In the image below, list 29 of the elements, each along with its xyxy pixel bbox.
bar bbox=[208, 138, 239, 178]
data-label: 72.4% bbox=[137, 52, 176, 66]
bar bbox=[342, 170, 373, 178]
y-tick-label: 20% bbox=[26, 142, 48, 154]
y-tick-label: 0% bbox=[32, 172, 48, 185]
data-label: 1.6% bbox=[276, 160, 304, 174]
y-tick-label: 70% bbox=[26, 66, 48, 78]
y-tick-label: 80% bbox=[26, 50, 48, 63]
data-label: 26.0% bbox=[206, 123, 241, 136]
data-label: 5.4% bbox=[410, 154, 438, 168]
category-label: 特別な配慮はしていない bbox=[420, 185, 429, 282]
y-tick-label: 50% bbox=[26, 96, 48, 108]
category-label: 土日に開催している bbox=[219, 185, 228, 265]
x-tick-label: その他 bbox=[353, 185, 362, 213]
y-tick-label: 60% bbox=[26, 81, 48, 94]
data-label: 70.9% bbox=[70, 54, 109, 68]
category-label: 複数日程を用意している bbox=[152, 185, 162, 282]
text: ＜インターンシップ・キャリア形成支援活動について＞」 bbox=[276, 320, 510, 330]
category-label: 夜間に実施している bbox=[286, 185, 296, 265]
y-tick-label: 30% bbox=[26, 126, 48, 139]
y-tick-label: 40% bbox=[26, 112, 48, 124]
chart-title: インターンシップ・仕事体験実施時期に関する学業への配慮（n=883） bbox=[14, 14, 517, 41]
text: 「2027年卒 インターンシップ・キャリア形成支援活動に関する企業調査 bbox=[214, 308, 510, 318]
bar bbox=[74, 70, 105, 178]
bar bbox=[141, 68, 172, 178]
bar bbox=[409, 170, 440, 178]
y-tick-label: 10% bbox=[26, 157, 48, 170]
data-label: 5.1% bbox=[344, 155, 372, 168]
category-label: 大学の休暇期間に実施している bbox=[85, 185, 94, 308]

### Your task:
Quote every line of the records above verbatim, from first to last.

### Response:
In the image below, list 29 of the elements, each along with its xyxy pixel bbox.
bar bbox=[208, 138, 239, 178]
data-label: 72.4% bbox=[137, 52, 176, 66]
bar bbox=[342, 170, 373, 178]
y-tick-label: 20% bbox=[26, 142, 48, 154]
y-tick-label: 0% bbox=[32, 172, 48, 185]
data-label: 1.6% bbox=[276, 160, 304, 174]
y-tick-label: 70% bbox=[26, 66, 48, 78]
y-tick-label: 80% bbox=[26, 50, 48, 63]
data-label: 26.0% bbox=[206, 123, 241, 136]
data-label: 5.4% bbox=[410, 154, 438, 168]
category-label: 特別な配慮はしていない bbox=[420, 185, 429, 282]
y-tick-label: 50% bbox=[26, 96, 48, 108]
category-label: 土日に開催している bbox=[219, 185, 228, 265]
x-tick-label: その他 bbox=[353, 185, 362, 213]
y-tick-label: 60% bbox=[26, 81, 48, 94]
data-label: 70.9% bbox=[70, 54, 109, 68]
category-label: 複数日程を用意している bbox=[152, 185, 162, 282]
text: ＜インターンシップ・キャリア形成支援活動について＞」 bbox=[276, 320, 510, 330]
category-label: 夜間に実施している bbox=[286, 185, 296, 265]
y-tick-label: 30% bbox=[26, 126, 48, 139]
y-tick-label: 40% bbox=[26, 112, 48, 124]
chart-title: インターンシップ・仕事体験実施時期に関する学業への配慮（n=883） bbox=[14, 14, 517, 41]
text: 「2027年卒 インターンシップ・キャリア形成支援活動に関する企業調査 bbox=[214, 308, 510, 318]
bar bbox=[74, 70, 105, 178]
bar bbox=[141, 68, 172, 178]
bar bbox=[409, 170, 440, 178]
y-tick-label: 10% bbox=[26, 157, 48, 170]
data-label: 5.1% bbox=[344, 155, 372, 168]
category-label: 大学の休暇期間に実施している bbox=[85, 185, 94, 308]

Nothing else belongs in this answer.